# [Directions]
Can you print the data exactly and leave out each image?

# [Data rows]
•••••

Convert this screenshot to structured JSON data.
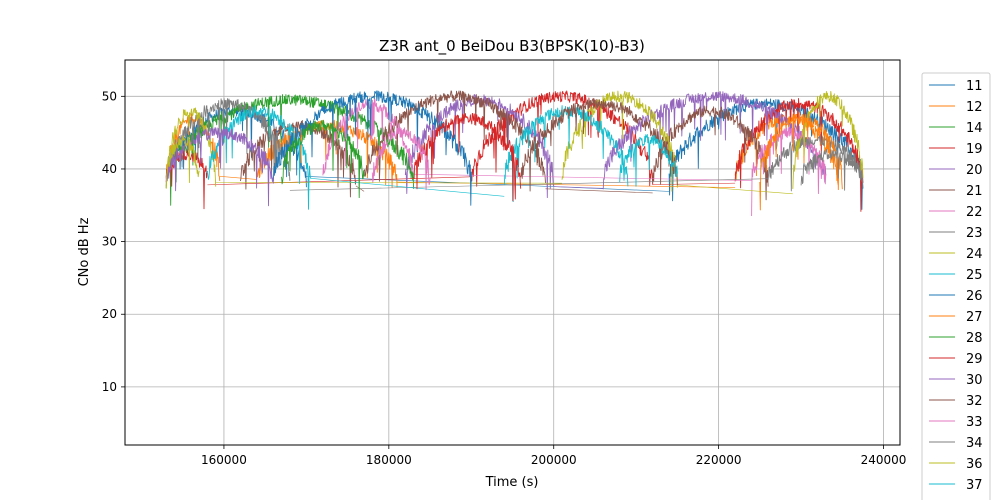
{
  "chart_data": {
    "type": "line",
    "title": "Z3R ant_0 BeiDou B3(BPSK(10)-B3)",
    "xlabel": "Time (s)",
    "ylabel": "CNo dB Hz",
    "xlim": [
      148000,
      242000
    ],
    "ylim": [
      2,
      55
    ],
    "xticks": [
      160000,
      180000,
      200000,
      220000,
      240000
    ],
    "xtick_labels": [
      "160000",
      "180000",
      "200000",
      "220000",
      "240000"
    ],
    "yticks": [
      10,
      20,
      30,
      40,
      50
    ],
    "ytick_labels": [
      "10",
      "20",
      "30",
      "40",
      "50"
    ],
    "grid": true,
    "legend_position": "right, outside plot area",
    "series": [
      {
        "name": "11",
        "color": "#1f77b4",
        "arcs": [
          {
            "x": [
              153000,
              170000
            ],
            "peak": 48
          },
          {
            "x": [
              214000,
              237500
            ],
            "peak": 49
          }
        ]
      },
      {
        "name": "12",
        "color": "#ff7f0e",
        "arcs": [
          {
            "x": [
              153000,
              159500
            ],
            "peak": 47
          },
          {
            "x": [
              164000,
              181000
            ],
            "peak": 46
          },
          {
            "x": [
              222000,
              234500
            ],
            "peak": 47
          }
        ]
      },
      {
        "name": "14",
        "color": "#2ca02c",
        "arcs": [
          {
            "x": [
              153000,
              183000
            ],
            "peak": 49.5
          }
        ]
      },
      {
        "name": "19",
        "color": "#d62728",
        "arcs": [
          {
            "x": [
              153000,
              158000
            ],
            "peak": 42
          },
          {
            "x": [
              190000,
              212000
            ],
            "peak": 50
          },
          {
            "x": [
              222000,
              237500
            ],
            "peak": 49
          }
        ]
      },
      {
        "name": "20",
        "color": "#9467bd",
        "arcs": [
          {
            "x": [
              182000,
              200000
            ],
            "peak": 49.5
          },
          {
            "x": [
              206000,
              233000
            ],
            "peak": 50
          }
        ]
      },
      {
        "name": "21",
        "color": "#8c564b",
        "arcs": [
          {
            "x": [
              162000,
              176000
            ],
            "peak": 46
          },
          {
            "x": [
              177000,
              199000
            ],
            "peak": 50
          },
          {
            "x": [
              212000,
              226000
            ],
            "peak": 48
          }
        ]
      },
      {
        "name": "22",
        "color": "#e377c2",
        "arcs": [
          {
            "x": [
              172000,
              183000
            ],
            "peak": 49
          },
          {
            "x": [
              224000,
              233000
            ],
            "peak": 45
          }
        ]
      },
      {
        "name": "23",
        "color": "#7f7f7f",
        "arcs": [
          {
            "x": [
              153000,
              168000
            ],
            "peak": 49
          },
          {
            "x": [
              226000,
              237500
            ],
            "peak": 44
          }
        ]
      },
      {
        "name": "24",
        "color": "#bcbd22",
        "arcs": [
          {
            "x": [
              153000,
              159000
            ],
            "peak": 48
          },
          {
            "x": [
              201000,
              215000
            ],
            "peak": 50
          },
          {
            "x": [
              229000,
              237500
            ],
            "peak": 50
          }
        ]
      },
      {
        "name": "25",
        "color": "#17becf",
        "arcs": [
          {
            "x": [
              158000,
              170500
            ],
            "peak": 48
          },
          {
            "x": [
              194000,
              209000
            ],
            "peak": 48
          }
        ]
      },
      {
        "name": "26",
        "color": "#1f77b4",
        "arcs": [
          {
            "x": [
              166000,
              190000
            ],
            "peak": 50
          }
        ]
      },
      {
        "name": "27",
        "color": "#ff7f0e",
        "arcs": [
          {
            "x": [
              225000,
              235000
            ],
            "peak": 47
          }
        ]
      },
      {
        "name": "28",
        "color": "#2ca02c",
        "arcs": [
          {
            "x": [
              167000,
              177000
            ],
            "peak": 46
          }
        ]
      },
      {
        "name": "29",
        "color": "#d62728",
        "arcs": [
          {
            "x": [
              183000,
              196000
            ],
            "peak": 47
          }
        ]
      },
      {
        "name": "30",
        "color": "#9467bd",
        "arcs": [
          {
            "x": [
              153000,
              166000
            ],
            "peak": 45
          }
        ]
      },
      {
        "name": "32",
        "color": "#8c564b",
        "arcs": [
          {
            "x": [
              196000,
              215000
            ],
            "peak": 49
          }
        ]
      },
      {
        "name": "33",
        "color": "#e377c2",
        "arcs": [
          {
            "x": [
              178000,
              185000
            ],
            "peak": 45
          }
        ]
      },
      {
        "name": "34",
        "color": "#7f7f7f",
        "arcs": [
          {
            "x": [
              230000,
              237500
            ],
            "peak": 42
          }
        ]
      },
      {
        "name": "36",
        "color": "#bcbd22",
        "arcs": [
          {
            "x": [
              153000,
              157000
            ],
            "peak": 44
          }
        ]
      },
      {
        "name": "37",
        "color": "#17becf",
        "arcs": [
          {
            "x": [
              208000,
              215000
            ],
            "peak": 44
          }
        ]
      }
    ],
    "legend_entries": [
      "11",
      "12",
      "14",
      "19",
      "20",
      "21",
      "22",
      "23",
      "24",
      "25",
      "26",
      "27",
      "28",
      "29",
      "30",
      "32",
      "33",
      "34",
      "36",
      "37"
    ]
  }
}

•••••

# [Result of the exercise]
Convert this screenshot to structured JSON data.
{
  "chart_data": {
    "type": "line",
    "title": "Z3R ant_0 BeiDou B3(BPSK(10)-B3)",
    "xlabel": "Time (s)",
    "ylabel": "CNo dB Hz",
    "xlim": [
      148000,
      242000
    ],
    "ylim": [
      2,
      55
    ],
    "xticks": [
      160000,
      180000,
      200000,
      220000,
      240000
    ],
    "xtick_labels": [
      "160000",
      "180000",
      "200000",
      "220000",
      "240000"
    ],
    "yticks": [
      10,
      20,
      30,
      40,
      50
    ],
    "ytick_labels": [
      "10",
      "20",
      "30",
      "40",
      "50"
    ],
    "grid": true,
    "legend_position": "right, outside plot area",
    "series": [
      {
        "name": "11",
        "color": "#1f77b4",
        "arcs": [
          {
            "x": [
              153000,
              170000
            ],
            "peak": 48
          },
          {
            "x": [
              214000,
              237500
            ],
            "peak": 49
          }
        ]
      },
      {
        "name": "12",
        "color": "#ff7f0e",
        "arcs": [
          {
            "x": [
              153000,
              159500
            ],
            "peak": 47
          },
          {
            "x": [
              164000,
              181000
            ],
            "peak": 46
          },
          {
            "x": [
              222000,
              234500
            ],
            "peak": 47
          }
        ]
      },
      {
        "name": "14",
        "color": "#2ca02c",
        "arcs": [
          {
            "x": [
              153000,
              183000
            ],
            "peak": 49.5
          }
        ]
      },
      {
        "name": "19",
        "color": "#d62728",
        "arcs": [
          {
            "x": [
              153000,
              158000
            ],
            "peak": 42
          },
          {
            "x": [
              190000,
              212000
            ],
            "peak": 50
          },
          {
            "x": [
              222000,
              237500
            ],
            "peak": 49
          }
        ]
      },
      {
        "name": "20",
        "color": "#9467bd",
        "arcs": [
          {
            "x": [
              182000,
              200000
            ],
            "peak": 49.5
          },
          {
            "x": [
              206000,
              233000
            ],
            "peak": 50
          }
        ]
      },
      {
        "name": "21",
        "color": "#8c564b",
        "arcs": [
          {
            "x": [
              162000,
              176000
            ],
            "peak": 46
          },
          {
            "x": [
              177000,
              199000
            ],
            "peak": 50
          },
          {
            "x": [
              212000,
              226000
            ],
            "peak": 48
          }
        ]
      },
      {
        "name": "22",
        "color": "#e377c2",
        "arcs": [
          {
            "x": [
              172000,
              183000
            ],
            "peak": 49
          },
          {
            "x": [
              224000,
              233000
            ],
            "peak": 45
          }
        ]
      },
      {
        "name": "23",
        "color": "#7f7f7f",
        "arcs": [
          {
            "x": [
              153000,
              168000
            ],
            "peak": 49
          },
          {
            "x": [
              226000,
              237500
            ],
            "peak": 44
          }
        ]
      },
      {
        "name": "24",
        "color": "#bcbd22",
        "arcs": [
          {
            "x": [
              153000,
              159000
            ],
            "peak": 48
          },
          {
            "x": [
              201000,
              215000
            ],
            "peak": 50
          },
          {
            "x": [
              229000,
              237500
            ],
            "peak": 50
          }
        ]
      },
      {
        "name": "25",
        "color": "#17becf",
        "arcs": [
          {
            "x": [
              158000,
              170500
            ],
            "peak": 48
          },
          {
            "x": [
              194000,
              209000
            ],
            "peak": 48
          }
        ]
      },
      {
        "name": "26",
        "color": "#1f77b4",
        "arcs": [
          {
            "x": [
              166000,
              190000
            ],
            "peak": 50
          }
        ]
      },
      {
        "name": "27",
        "color": "#ff7f0e",
        "arcs": [
          {
            "x": [
              225000,
              235000
            ],
            "peak": 47
          }
        ]
      },
      {
        "name": "28",
        "color": "#2ca02c",
        "arcs": [
          {
            "x": [
              167000,
              177000
            ],
            "peak": 46
          }
        ]
      },
      {
        "name": "29",
        "color": "#d62728",
        "arcs": [
          {
            "x": [
              183000,
              196000
            ],
            "peak": 47
          }
        ]
      },
      {
        "name": "30",
        "color": "#9467bd",
        "arcs": [
          {
            "x": [
              153000,
              166000
            ],
            "peak": 45
          }
        ]
      },
      {
        "name": "32",
        "color": "#8c564b",
        "arcs": [
          {
            "x": [
              196000,
              215000
            ],
            "peak": 49
          }
        ]
      },
      {
        "name": "33",
        "color": "#e377c2",
        "arcs": [
          {
            "x": [
              178000,
              185000
            ],
            "peak": 45
          }
        ]
      },
      {
        "name": "34",
        "color": "#7f7f7f",
        "arcs": [
          {
            "x": [
              230000,
              237500
            ],
            "peak": 42
          }
        ]
      },
      {
        "name": "36",
        "color": "#bcbd22",
        "arcs": [
          {
            "x": [
              153000,
              157000
            ],
            "peak": 44
          }
        ]
      },
      {
        "name": "37",
        "color": "#17becf",
        "arcs": [
          {
            "x": [
              208000,
              215000
            ],
            "peak": 44
          }
        ]
      }
    ],
    "legend_entries": [
      "11",
      "12",
      "14",
      "19",
      "20",
      "21",
      "22",
      "23",
      "24",
      "25",
      "26",
      "27",
      "28",
      "29",
      "30",
      "32",
      "33",
      "34",
      "36",
      "37"
    ]
  }
}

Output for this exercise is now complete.